((

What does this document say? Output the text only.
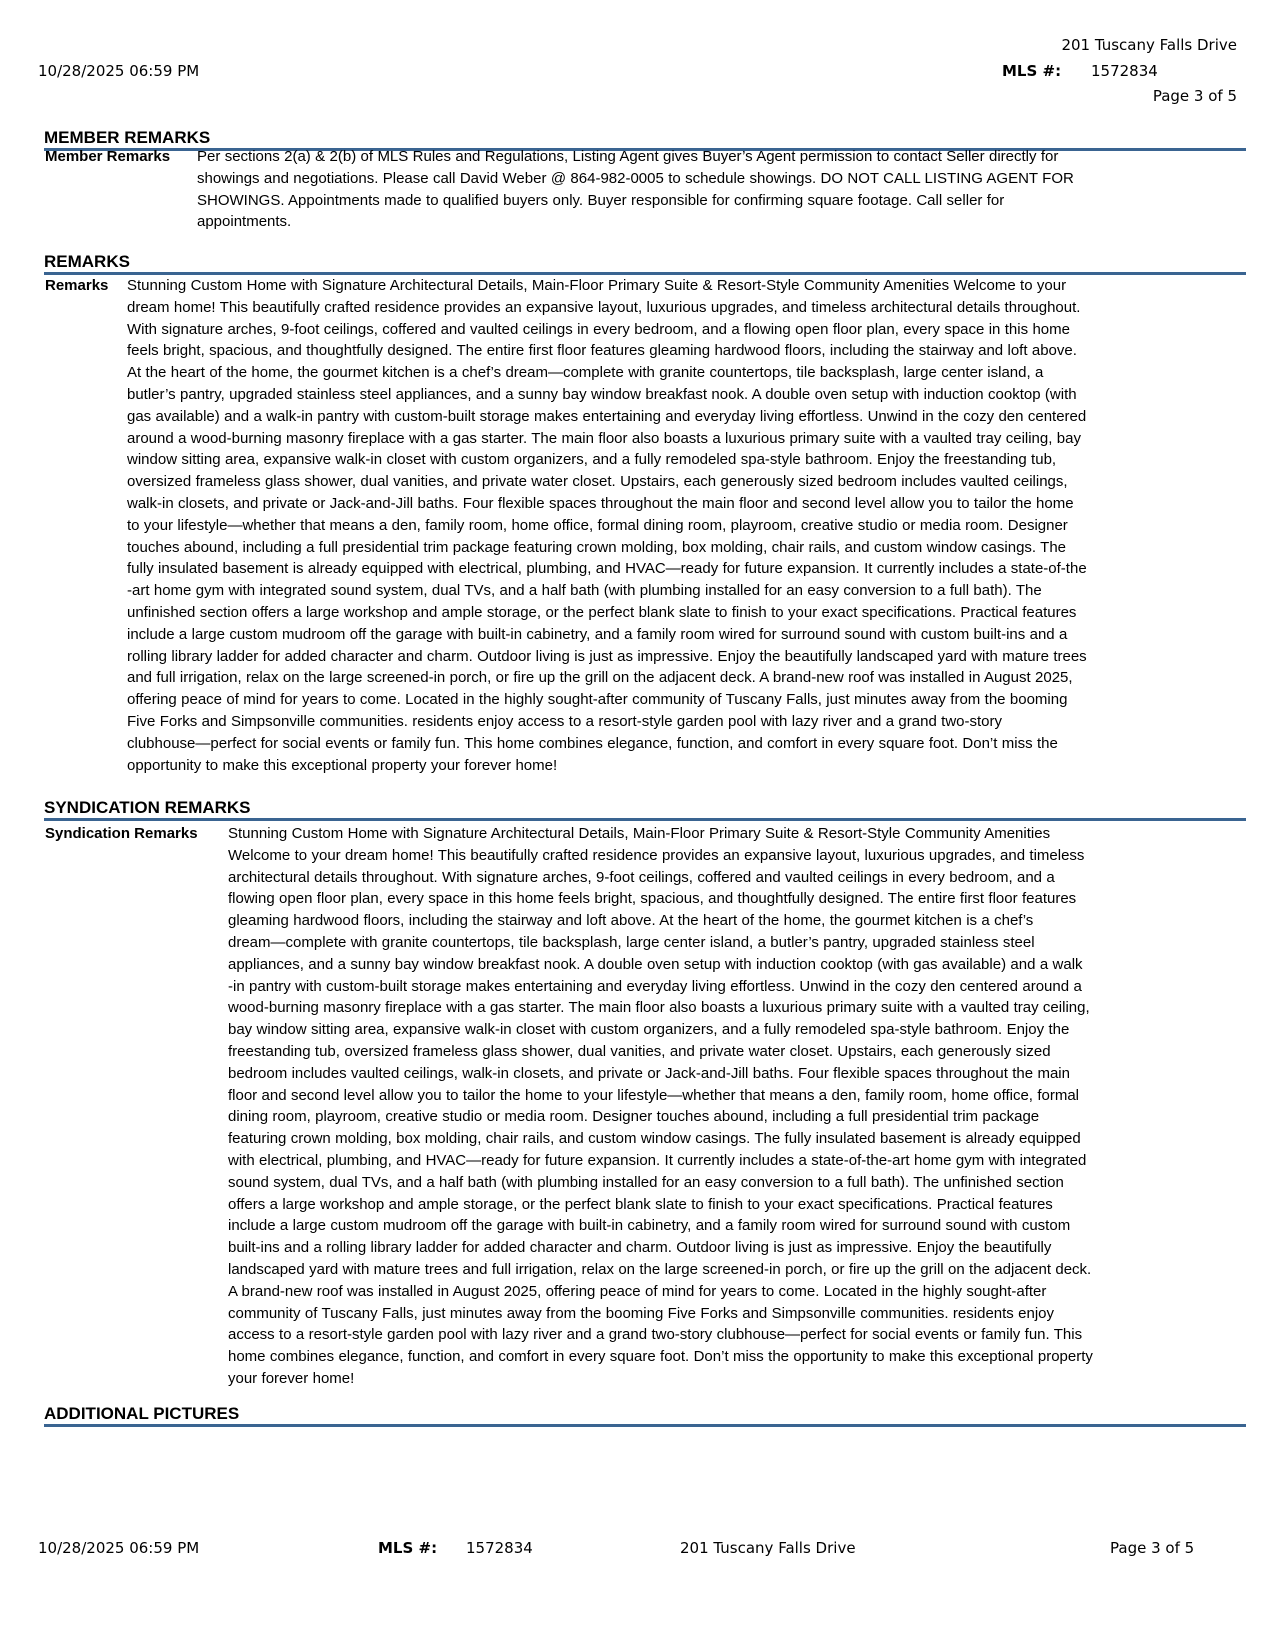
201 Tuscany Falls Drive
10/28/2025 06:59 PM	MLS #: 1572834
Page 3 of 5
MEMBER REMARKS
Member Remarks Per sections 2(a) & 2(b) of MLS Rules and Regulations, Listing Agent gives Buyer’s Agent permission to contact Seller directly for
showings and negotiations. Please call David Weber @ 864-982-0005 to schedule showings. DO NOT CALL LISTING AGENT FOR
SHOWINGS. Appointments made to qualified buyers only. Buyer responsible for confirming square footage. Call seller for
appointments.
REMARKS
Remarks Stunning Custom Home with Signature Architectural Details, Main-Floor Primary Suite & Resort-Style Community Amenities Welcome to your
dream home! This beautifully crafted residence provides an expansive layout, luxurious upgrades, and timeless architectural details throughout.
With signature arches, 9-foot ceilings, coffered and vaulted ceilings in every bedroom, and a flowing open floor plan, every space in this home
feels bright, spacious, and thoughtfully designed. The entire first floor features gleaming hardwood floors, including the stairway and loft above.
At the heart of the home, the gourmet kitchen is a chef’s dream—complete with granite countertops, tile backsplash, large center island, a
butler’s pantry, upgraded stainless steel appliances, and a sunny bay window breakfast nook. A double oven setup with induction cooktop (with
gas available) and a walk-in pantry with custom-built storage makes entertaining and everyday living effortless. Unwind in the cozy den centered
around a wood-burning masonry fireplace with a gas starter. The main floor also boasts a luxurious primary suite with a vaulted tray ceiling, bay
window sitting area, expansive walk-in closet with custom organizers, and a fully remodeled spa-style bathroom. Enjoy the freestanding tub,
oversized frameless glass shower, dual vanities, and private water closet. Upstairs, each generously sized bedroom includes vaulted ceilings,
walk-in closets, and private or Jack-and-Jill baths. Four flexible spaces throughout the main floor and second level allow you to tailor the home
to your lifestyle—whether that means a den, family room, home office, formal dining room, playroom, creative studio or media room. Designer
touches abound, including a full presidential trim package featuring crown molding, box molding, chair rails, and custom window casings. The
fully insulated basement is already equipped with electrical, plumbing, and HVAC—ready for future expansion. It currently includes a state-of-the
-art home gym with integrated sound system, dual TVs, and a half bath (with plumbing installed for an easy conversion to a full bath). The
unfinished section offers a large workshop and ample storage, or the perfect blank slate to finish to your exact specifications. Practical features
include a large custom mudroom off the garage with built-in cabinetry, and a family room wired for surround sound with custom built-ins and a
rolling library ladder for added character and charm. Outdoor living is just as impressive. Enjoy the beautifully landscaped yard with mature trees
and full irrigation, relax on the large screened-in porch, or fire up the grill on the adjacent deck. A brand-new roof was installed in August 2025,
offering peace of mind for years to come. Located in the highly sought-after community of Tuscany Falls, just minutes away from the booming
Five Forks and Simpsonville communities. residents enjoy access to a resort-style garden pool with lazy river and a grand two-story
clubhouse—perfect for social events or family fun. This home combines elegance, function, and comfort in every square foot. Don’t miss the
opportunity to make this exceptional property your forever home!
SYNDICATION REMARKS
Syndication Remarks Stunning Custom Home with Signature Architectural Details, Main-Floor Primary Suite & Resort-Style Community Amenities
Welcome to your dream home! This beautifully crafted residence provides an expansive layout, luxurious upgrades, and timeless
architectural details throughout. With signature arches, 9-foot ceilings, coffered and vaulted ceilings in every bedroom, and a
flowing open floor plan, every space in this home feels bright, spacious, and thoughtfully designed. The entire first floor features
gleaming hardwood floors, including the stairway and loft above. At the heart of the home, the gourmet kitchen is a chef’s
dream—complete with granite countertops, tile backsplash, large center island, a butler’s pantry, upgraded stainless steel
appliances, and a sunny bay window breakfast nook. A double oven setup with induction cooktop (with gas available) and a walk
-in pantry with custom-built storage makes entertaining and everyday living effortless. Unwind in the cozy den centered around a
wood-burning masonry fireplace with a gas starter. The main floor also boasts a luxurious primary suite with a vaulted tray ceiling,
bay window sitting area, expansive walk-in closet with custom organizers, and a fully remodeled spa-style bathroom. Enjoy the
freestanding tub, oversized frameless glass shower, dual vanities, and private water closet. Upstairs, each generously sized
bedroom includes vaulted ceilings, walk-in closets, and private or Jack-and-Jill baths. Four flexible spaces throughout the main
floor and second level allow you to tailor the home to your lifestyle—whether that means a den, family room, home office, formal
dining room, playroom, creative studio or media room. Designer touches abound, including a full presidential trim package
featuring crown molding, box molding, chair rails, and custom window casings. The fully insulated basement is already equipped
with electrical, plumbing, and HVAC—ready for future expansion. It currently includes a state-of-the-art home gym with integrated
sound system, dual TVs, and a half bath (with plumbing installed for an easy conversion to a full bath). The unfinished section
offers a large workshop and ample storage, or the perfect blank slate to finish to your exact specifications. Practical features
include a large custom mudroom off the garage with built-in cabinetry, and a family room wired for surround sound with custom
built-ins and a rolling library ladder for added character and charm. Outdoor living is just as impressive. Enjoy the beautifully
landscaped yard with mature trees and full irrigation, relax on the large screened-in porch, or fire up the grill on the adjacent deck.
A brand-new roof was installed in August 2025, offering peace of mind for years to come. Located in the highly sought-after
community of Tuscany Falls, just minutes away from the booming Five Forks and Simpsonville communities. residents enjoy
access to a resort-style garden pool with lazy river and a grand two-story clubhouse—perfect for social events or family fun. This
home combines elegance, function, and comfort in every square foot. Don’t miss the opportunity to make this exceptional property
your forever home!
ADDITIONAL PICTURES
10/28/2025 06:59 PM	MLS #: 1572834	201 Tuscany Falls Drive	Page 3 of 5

))

# Stated goal
Tally up the lines of the listing containing the word "from". Give only the total.

# Response to this exercise
2